Find each line with the word "screenshot" in it, then give the total alone.

[start of GIVEN RECORDS]

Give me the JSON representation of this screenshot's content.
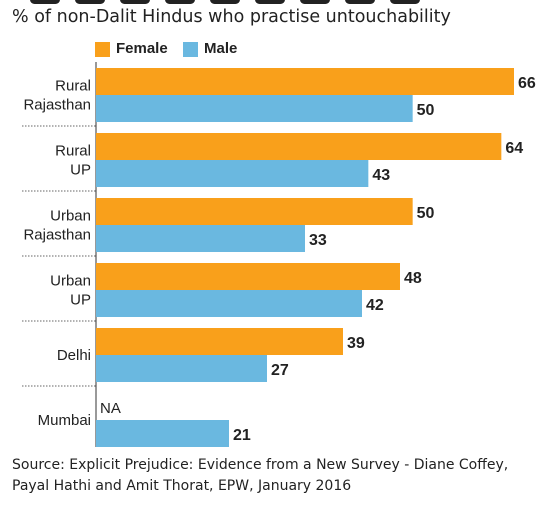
{
  "title": "% of non-Dalit Hindus who practise untouchability",
  "legend": [
    {
      "label": "Female",
      "color": "#f9a01b"
    },
    {
      "label": "Male",
      "color": "#6ab8e0"
    }
  ],
  "chart_data": {
    "type": "bar",
    "orientation": "horizontal",
    "title": "% of non-Dalit Hindus who practise untouchability",
    "categories": [
      [
        "Rural",
        "Rajasthan"
      ],
      [
        "Rural",
        "UP"
      ],
      [
        "Urban",
        "Rajasthan"
      ],
      [
        "Urban",
        "UP"
      ],
      [
        "Delhi"
      ],
      [
        "Mumbai"
      ]
    ],
    "series": [
      {
        "name": "Female",
        "color": "#f9a01b",
        "values": [
          66,
          64,
          50,
          48,
          39,
          null
        ],
        "labels": [
          "66",
          "64",
          "50",
          "48",
          "39",
          "NA"
        ]
      },
      {
        "name": "Male",
        "color": "#6ab8e0",
        "values": [
          50,
          43,
          33,
          42,
          27,
          21
        ],
        "labels": [
          "50",
          "43",
          "33",
          "42",
          "27",
          "21"
        ]
      }
    ],
    "xlim": [
      0,
      66
    ],
    "grid": false,
    "legend_position": "top"
  },
  "source": "Source: Explicit Prejudice: Evidence from a New Survey - Diane Coffey, Payal Hathi and Amit Thorat, EPW, January 2016"
}
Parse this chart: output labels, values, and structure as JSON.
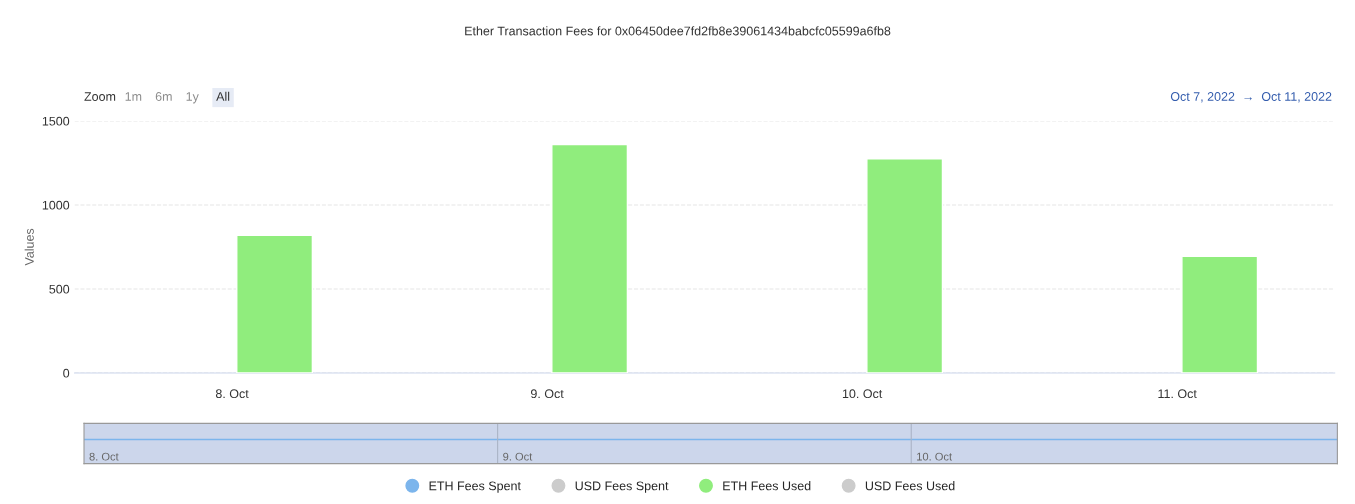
{
  "chart_data": {
    "type": "bar",
    "title": "Ether Transaction Fees for 0x06450dee7fd2fb8e39061434babcfc05599a6fb8",
    "ylabel": "Values",
    "categories": [
      "8. Oct",
      "9. Oct",
      "10. Oct",
      "11. Oct"
    ],
    "series": [
      {
        "name": "ETH Fees Spent",
        "color": "#7cb5ec",
        "values": [
          null,
          null,
          null,
          null
        ]
      },
      {
        "name": "USD Fees Spent",
        "color": "#cccccc",
        "values": [
          null,
          null,
          null,
          null
        ]
      },
      {
        "name": "ETH Fees Used",
        "color": "#90ed7d",
        "values": [
          820,
          1360,
          1275,
          695
        ]
      },
      {
        "name": "USD Fees Used",
        "color": "#cccccc",
        "values": [
          null,
          null,
          null,
          null
        ]
      }
    ],
    "ylim": [
      0,
      1500
    ],
    "yticks": [
      0,
      500,
      1000,
      1500
    ],
    "grid": "y",
    "legend": "bottom",
    "annotations": [
      "Zoom",
      "1m",
      "6m",
      "1y",
      "All",
      "Oct 7, 2022  →  Oct 11, 2022",
      "8. Oct",
      "9. Oct",
      "10. Oct"
    ]
  }
}
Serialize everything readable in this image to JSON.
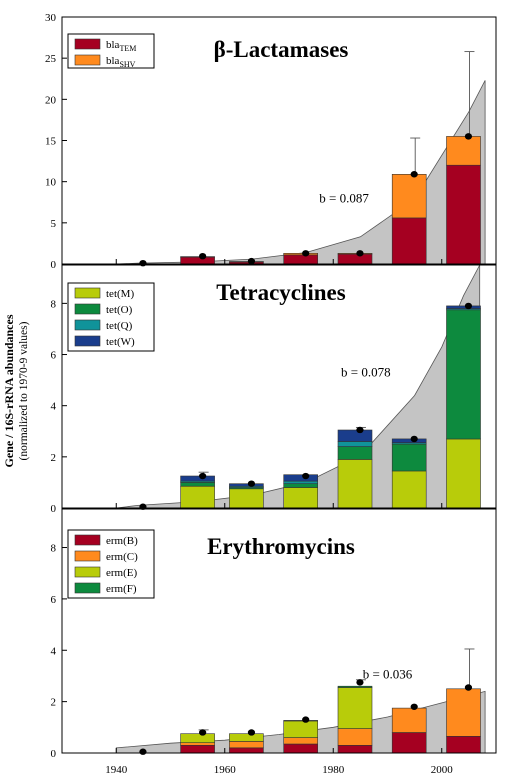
{
  "figure": {
    "ylabel_line1": "Gene / 16S-rRNA abundances",
    "ylabel_line2": "(normalized to 1970-9 values)",
    "x_ticks": [
      "1940",
      "1960",
      "1980",
      "2000"
    ]
  },
  "chart_data": [
    {
      "type": "bar",
      "stacked": true,
      "title": "β-Lactamases",
      "annotation": "b = 0.087",
      "legend": [
        {
          "main": "bla",
          "sub": "TEM",
          "color": "#a50021"
        },
        {
          "main": "bla",
          "sub": "SHV",
          "color": "#ff8a1e"
        }
      ],
      "x": [
        1944,
        1955,
        1964,
        1974,
        1984,
        1994,
        2004
      ],
      "series": [
        {
          "name": "blaTEM",
          "color": "#a50021",
          "values": [
            0,
            0.85,
            0.25,
            1.1,
            1.2,
            5.6,
            12.0
          ]
        },
        {
          "name": "blaSHV",
          "color": "#ff8a1e",
          "values": [
            0,
            0.05,
            0.05,
            0.2,
            0.1,
            5.3,
            3.5
          ]
        }
      ],
      "points": [
        0.1,
        0.95,
        0.35,
        1.3,
        1.3,
        10.9,
        15.5
      ],
      "error_up": [
        null,
        null,
        null,
        null,
        null,
        15.3,
        25.8
      ],
      "ylim": [
        0,
        30
      ],
      "yticks": [
        0,
        5,
        10,
        15,
        20,
        25,
        30
      ],
      "fit_label_pos": [
        1982,
        7.5
      ],
      "fit": {
        "type": "exponential",
        "b": 0.087,
        "points": [
          [
            1940,
            0.0
          ],
          [
            1944,
            0.1
          ],
          [
            1955,
            0.25
          ],
          [
            1965,
            0.6
          ],
          [
            1975,
            1.4
          ],
          [
            1985,
            3.3
          ],
          [
            1995,
            7.9
          ],
          [
            2005,
            18.5
          ],
          [
            2008,
            22.3
          ]
        ]
      }
    },
    {
      "type": "bar",
      "stacked": true,
      "title": "Tetracyclines",
      "annotation": "b = 0.078",
      "legend": [
        {
          "main": "tet(M)",
          "sub": "",
          "color": "#b8cc0a"
        },
        {
          "main": "tet(O)",
          "sub": "",
          "color": "#0d8a3e"
        },
        {
          "main": "tet(Q)",
          "sub": "",
          "color": "#10939a"
        },
        {
          "main": "tet(W)",
          "sub": "",
          "color": "#1a3d8c"
        }
      ],
      "x": [
        1944,
        1955,
        1964,
        1974,
        1984,
        1994,
        2004
      ],
      "series": [
        {
          "name": "tet(M)",
          "color": "#b8cc0a",
          "values": [
            0,
            0.85,
            0.75,
            0.8,
            1.9,
            1.45,
            2.7
          ]
        },
        {
          "name": "tet(O)",
          "color": "#0d8a3e",
          "values": [
            0,
            0.15,
            0.05,
            0.15,
            0.5,
            1.05,
            5.05
          ]
        },
        {
          "name": "tet(Q)",
          "color": "#10939a",
          "values": [
            0,
            0.05,
            0.05,
            0.1,
            0.2,
            0.05,
            0.05
          ]
        },
        {
          "name": "tet(W)",
          "color": "#1a3d8c",
          "values": [
            0,
            0.2,
            0.1,
            0.25,
            0.45,
            0.15,
            0.1
          ]
        }
      ],
      "points": [
        0.05,
        1.25,
        0.95,
        1.25,
        3.05,
        2.7,
        7.9
      ],
      "error_up": [
        null,
        1.4,
        null,
        null,
        3.15,
        null,
        null
      ],
      "ylim": [
        0,
        9.5
      ],
      "yticks": [
        0,
        2,
        4,
        6,
        8
      ],
      "fit_label_pos": [
        1986,
        5.15
      ],
      "fit": {
        "type": "exponential",
        "b": 0.078,
        "points": [
          [
            1940,
            0.0
          ],
          [
            1944,
            0.1
          ],
          [
            1955,
            0.25
          ],
          [
            1965,
            0.5
          ],
          [
            1975,
            1.0
          ],
          [
            1985,
            2.05
          ],
          [
            1995,
            4.4
          ],
          [
            2000,
            6.3
          ],
          [
            2004,
            8.3
          ],
          [
            2007,
            9.5
          ]
        ]
      }
    },
    {
      "type": "bar",
      "stacked": true,
      "title": "Erythromycins",
      "annotation": "b = 0.036",
      "legend": [
        {
          "main": "erm(B)",
          "sub": "",
          "color": "#a50021"
        },
        {
          "main": "erm(C)",
          "sub": "",
          "color": "#ff8a1e"
        },
        {
          "main": "erm(E)",
          "sub": "",
          "color": "#b8cc0a"
        },
        {
          "main": "erm(F)",
          "sub": "",
          "color": "#0d8a3e"
        }
      ],
      "x": [
        1944,
        1955,
        1964,
        1974,
        1984,
        1994,
        2004
      ],
      "series": [
        {
          "name": "erm(B)",
          "color": "#a50021",
          "values": [
            0,
            0.3,
            0.2,
            0.35,
            0.3,
            0.8,
            0.65
          ]
        },
        {
          "name": "erm(C)",
          "color": "#ff8a1e",
          "values": [
            0,
            0.1,
            0.25,
            0.25,
            0.65,
            0.95,
            1.85
          ]
        },
        {
          "name": "erm(E)",
          "color": "#b8cc0a",
          "values": [
            0,
            0.35,
            0.3,
            0.65,
            1.6,
            0.0,
            0.0
          ]
        },
        {
          "name": "erm(F)",
          "color": "#0d8a3e",
          "values": [
            0,
            0.0,
            0.0,
            0.02,
            0.05,
            0.0,
            0.0
          ]
        }
      ],
      "points": [
        0.05,
        0.8,
        0.8,
        1.3,
        2.75,
        1.8,
        2.55
      ],
      "error_up": [
        null,
        0.9,
        null,
        null,
        2.85,
        null,
        4.05
      ],
      "ylim": [
        0,
        9.5
      ],
      "yticks": [
        0,
        2,
        4,
        6,
        8
      ],
      "fit_label_pos": [
        1990,
        2.9
      ],
      "fit": {
        "type": "exponential",
        "b": 0.036,
        "points": [
          [
            1940,
            0.2
          ],
          [
            1950,
            0.38
          ],
          [
            1960,
            0.5
          ],
          [
            1970,
            0.72
          ],
          [
            1980,
            1.0
          ],
          [
            1990,
            1.4
          ],
          [
            2000,
            1.95
          ],
          [
            2008,
            2.4
          ]
        ]
      }
    }
  ]
}
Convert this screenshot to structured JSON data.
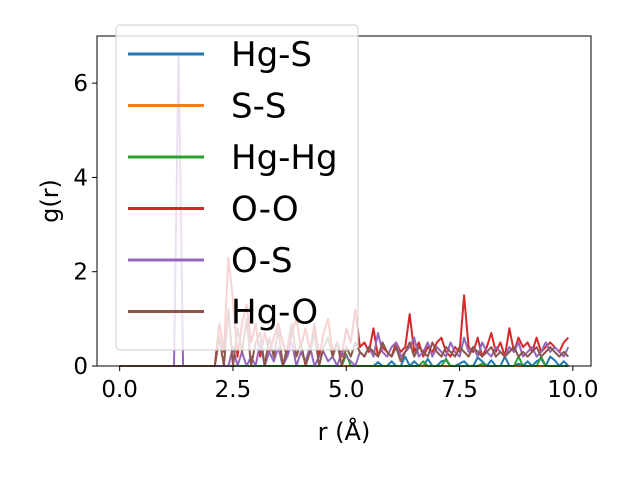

[end of GIVEN RECORDS]

• [ANSWER TO THIS TASK] 2